**EXERCISE GOAL**
Read through the data and report every line in which the word "limits" occurs.

Dataset items:
___

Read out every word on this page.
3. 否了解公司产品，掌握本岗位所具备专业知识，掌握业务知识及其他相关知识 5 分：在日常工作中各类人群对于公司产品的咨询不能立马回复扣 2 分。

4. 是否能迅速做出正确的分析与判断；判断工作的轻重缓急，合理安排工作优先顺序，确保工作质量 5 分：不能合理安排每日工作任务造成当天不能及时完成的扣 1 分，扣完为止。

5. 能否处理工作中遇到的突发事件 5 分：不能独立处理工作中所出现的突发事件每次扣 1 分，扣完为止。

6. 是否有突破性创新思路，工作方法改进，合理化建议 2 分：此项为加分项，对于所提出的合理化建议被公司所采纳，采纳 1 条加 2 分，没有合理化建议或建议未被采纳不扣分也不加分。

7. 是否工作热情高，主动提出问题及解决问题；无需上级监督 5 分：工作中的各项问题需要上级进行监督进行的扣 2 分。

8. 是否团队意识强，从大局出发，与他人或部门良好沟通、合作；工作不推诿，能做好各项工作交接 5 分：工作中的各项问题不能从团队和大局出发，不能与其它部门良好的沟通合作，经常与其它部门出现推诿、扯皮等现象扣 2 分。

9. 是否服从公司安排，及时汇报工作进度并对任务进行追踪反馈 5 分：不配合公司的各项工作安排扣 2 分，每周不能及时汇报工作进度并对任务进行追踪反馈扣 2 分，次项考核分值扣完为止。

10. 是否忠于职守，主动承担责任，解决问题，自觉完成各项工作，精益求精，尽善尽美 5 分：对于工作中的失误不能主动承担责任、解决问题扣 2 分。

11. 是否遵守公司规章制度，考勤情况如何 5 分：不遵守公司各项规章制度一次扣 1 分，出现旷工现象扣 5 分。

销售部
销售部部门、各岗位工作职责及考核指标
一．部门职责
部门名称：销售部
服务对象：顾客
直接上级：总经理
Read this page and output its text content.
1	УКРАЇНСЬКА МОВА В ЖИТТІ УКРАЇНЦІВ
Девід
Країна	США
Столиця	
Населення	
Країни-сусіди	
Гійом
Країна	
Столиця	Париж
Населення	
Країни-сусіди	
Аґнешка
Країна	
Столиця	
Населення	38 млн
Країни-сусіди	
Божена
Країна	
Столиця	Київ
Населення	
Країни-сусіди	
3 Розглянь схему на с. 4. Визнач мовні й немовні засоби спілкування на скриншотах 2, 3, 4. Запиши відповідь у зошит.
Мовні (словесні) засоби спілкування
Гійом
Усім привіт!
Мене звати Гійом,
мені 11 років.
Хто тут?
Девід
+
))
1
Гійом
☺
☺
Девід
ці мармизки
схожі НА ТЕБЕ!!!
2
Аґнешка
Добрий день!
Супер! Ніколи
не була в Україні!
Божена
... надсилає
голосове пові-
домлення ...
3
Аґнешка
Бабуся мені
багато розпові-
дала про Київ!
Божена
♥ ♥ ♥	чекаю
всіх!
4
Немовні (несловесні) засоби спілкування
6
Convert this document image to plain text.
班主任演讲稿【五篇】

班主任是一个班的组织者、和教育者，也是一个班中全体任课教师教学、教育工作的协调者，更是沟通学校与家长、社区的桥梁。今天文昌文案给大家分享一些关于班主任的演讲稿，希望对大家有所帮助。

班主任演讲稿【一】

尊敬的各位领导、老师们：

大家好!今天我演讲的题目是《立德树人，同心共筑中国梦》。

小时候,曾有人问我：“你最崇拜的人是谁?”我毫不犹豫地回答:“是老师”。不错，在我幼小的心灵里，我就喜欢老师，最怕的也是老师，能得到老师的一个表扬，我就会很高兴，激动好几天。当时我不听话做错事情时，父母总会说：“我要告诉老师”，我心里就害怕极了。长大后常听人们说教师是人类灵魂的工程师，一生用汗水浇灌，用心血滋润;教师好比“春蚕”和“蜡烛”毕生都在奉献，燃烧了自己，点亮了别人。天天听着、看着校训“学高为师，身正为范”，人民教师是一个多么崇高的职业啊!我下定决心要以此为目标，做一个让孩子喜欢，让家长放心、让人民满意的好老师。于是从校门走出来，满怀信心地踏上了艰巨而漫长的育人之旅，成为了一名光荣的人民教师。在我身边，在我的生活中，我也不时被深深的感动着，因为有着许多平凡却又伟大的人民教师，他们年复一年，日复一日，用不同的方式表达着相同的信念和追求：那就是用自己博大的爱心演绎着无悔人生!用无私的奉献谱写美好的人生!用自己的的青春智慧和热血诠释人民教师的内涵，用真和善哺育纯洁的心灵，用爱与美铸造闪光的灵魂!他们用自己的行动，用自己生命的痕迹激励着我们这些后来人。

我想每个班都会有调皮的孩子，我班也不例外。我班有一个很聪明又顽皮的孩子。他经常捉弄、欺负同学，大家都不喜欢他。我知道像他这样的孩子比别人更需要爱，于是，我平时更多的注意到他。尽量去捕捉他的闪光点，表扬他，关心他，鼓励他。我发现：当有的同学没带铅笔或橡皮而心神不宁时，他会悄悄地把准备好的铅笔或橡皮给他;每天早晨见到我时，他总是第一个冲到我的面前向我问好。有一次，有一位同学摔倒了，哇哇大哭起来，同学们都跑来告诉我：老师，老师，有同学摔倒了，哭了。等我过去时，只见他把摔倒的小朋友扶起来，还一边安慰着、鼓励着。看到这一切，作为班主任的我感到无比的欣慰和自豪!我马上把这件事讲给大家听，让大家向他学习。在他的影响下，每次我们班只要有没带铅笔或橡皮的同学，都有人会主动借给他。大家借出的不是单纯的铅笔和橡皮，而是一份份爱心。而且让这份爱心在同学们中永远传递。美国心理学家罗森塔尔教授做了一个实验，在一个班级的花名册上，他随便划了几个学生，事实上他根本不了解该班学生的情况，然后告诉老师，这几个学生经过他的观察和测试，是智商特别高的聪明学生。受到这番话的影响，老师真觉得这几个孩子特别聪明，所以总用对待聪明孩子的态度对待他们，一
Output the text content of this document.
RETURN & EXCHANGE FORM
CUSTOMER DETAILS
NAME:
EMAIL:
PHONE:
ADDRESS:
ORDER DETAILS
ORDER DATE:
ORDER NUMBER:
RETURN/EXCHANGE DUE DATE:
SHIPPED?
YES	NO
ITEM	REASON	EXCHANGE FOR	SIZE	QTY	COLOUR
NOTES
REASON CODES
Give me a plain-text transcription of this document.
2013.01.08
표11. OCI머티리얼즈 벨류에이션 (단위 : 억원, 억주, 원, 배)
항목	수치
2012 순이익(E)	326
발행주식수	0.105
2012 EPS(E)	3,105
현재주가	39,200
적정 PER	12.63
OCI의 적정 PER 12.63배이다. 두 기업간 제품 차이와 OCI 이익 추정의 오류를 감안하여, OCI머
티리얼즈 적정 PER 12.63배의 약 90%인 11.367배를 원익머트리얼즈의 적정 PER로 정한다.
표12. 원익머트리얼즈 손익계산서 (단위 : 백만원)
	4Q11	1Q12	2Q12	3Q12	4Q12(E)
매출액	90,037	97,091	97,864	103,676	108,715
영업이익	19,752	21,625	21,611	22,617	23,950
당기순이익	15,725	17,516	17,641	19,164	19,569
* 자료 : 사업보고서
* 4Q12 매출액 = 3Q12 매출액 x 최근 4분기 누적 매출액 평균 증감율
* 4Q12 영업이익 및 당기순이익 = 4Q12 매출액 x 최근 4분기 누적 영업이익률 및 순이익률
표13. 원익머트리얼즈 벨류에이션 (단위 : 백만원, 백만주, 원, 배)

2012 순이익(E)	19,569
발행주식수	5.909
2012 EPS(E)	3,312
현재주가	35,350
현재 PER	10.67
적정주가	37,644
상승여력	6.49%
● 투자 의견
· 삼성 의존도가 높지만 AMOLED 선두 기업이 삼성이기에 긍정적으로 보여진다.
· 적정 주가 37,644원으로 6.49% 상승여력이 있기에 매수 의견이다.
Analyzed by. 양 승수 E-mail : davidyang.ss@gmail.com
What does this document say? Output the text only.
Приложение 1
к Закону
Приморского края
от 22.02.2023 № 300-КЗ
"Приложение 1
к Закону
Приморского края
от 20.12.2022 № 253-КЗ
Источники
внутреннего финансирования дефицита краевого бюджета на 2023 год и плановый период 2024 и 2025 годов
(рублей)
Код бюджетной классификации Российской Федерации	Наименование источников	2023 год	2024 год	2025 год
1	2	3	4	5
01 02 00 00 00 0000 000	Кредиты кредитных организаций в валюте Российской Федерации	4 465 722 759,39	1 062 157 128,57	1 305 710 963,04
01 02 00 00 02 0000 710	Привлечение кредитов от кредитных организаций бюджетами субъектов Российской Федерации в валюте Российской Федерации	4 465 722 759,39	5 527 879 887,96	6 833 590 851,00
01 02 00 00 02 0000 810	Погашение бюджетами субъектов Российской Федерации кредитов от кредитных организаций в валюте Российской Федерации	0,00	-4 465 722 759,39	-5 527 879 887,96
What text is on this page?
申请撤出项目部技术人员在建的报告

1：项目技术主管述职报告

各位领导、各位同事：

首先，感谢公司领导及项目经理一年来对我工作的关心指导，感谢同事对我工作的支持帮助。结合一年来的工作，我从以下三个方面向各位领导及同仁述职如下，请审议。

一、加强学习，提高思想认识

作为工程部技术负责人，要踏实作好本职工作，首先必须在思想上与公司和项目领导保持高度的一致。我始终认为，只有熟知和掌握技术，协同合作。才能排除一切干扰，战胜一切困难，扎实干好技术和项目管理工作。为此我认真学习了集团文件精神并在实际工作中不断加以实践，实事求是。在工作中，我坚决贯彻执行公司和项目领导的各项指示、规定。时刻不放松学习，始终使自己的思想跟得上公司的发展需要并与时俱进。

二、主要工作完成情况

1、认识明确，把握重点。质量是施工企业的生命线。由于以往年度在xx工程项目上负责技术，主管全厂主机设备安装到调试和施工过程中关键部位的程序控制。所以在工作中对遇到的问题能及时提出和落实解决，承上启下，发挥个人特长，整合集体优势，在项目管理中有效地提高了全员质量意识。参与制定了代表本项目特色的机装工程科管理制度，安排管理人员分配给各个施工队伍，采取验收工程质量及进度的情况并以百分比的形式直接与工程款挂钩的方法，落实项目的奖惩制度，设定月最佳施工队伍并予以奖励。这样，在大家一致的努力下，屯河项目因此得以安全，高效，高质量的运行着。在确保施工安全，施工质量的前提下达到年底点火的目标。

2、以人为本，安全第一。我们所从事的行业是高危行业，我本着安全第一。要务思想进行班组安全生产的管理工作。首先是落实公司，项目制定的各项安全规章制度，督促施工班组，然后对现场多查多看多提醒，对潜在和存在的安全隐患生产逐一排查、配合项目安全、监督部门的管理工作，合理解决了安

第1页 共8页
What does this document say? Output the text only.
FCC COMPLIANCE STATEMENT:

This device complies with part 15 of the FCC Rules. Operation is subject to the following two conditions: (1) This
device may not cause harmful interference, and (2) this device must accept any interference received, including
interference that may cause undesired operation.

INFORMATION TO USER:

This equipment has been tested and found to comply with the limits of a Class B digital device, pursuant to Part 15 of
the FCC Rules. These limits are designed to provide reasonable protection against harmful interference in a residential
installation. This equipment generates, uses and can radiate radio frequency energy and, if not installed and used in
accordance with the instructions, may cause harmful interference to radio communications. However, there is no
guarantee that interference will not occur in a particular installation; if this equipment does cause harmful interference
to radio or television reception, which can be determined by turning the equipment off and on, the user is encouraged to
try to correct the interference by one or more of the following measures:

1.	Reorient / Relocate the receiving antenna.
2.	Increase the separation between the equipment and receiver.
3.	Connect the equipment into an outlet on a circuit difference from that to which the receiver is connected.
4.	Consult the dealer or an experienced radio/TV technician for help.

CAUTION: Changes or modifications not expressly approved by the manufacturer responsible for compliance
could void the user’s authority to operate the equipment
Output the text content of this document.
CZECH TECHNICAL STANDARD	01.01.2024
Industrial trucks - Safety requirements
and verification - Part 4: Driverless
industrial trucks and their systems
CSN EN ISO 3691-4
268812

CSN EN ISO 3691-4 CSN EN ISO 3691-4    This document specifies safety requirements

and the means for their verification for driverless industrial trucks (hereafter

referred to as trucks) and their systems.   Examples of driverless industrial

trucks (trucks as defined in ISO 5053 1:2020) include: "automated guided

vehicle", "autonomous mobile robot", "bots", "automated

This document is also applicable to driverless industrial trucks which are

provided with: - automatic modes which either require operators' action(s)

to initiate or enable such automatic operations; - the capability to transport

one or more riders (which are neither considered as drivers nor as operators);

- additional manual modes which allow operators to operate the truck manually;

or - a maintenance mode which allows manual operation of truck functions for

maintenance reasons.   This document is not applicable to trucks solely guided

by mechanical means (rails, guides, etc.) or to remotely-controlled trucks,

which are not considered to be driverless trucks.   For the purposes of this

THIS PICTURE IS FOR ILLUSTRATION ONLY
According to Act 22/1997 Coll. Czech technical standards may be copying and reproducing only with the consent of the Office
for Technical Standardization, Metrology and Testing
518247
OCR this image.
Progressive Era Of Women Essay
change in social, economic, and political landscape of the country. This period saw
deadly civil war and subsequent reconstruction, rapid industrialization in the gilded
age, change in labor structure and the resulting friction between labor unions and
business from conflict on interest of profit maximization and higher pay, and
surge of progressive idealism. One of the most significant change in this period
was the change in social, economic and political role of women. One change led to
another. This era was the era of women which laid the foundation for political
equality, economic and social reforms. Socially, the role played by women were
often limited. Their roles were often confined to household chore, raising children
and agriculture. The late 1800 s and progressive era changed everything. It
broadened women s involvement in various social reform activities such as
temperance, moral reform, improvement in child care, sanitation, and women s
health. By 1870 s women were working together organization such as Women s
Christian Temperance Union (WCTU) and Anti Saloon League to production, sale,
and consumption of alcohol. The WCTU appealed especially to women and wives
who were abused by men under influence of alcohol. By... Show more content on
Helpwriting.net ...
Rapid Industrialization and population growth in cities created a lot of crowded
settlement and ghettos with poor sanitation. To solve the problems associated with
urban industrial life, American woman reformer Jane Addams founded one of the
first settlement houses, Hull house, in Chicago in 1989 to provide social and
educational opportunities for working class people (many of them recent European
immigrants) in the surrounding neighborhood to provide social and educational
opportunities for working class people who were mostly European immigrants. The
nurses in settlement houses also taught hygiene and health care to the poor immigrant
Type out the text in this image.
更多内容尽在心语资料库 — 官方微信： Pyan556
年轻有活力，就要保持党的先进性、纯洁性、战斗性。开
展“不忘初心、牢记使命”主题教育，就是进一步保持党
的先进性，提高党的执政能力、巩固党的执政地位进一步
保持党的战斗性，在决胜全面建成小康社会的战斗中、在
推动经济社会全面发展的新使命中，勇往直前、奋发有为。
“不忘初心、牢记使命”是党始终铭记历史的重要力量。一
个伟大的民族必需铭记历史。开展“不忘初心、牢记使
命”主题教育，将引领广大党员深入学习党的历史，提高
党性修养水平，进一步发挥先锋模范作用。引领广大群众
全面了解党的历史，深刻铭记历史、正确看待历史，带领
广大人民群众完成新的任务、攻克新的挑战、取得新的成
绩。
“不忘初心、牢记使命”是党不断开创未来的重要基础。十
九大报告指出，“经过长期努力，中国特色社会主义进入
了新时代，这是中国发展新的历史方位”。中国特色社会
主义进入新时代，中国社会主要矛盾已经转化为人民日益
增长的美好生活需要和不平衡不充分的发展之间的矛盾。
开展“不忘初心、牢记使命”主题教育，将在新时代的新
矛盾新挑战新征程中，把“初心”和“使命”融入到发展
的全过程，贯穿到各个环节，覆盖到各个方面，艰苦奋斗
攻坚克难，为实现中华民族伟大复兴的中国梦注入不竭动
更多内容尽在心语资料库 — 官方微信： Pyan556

___

**FINISHED ANSWER**
This equipment has been tested and found to comply with the limits of a Class B digital device, pursuant to Part 15 of
the FCC Rules. These limits are designed to provide reasonable protection against harmful interference in a residential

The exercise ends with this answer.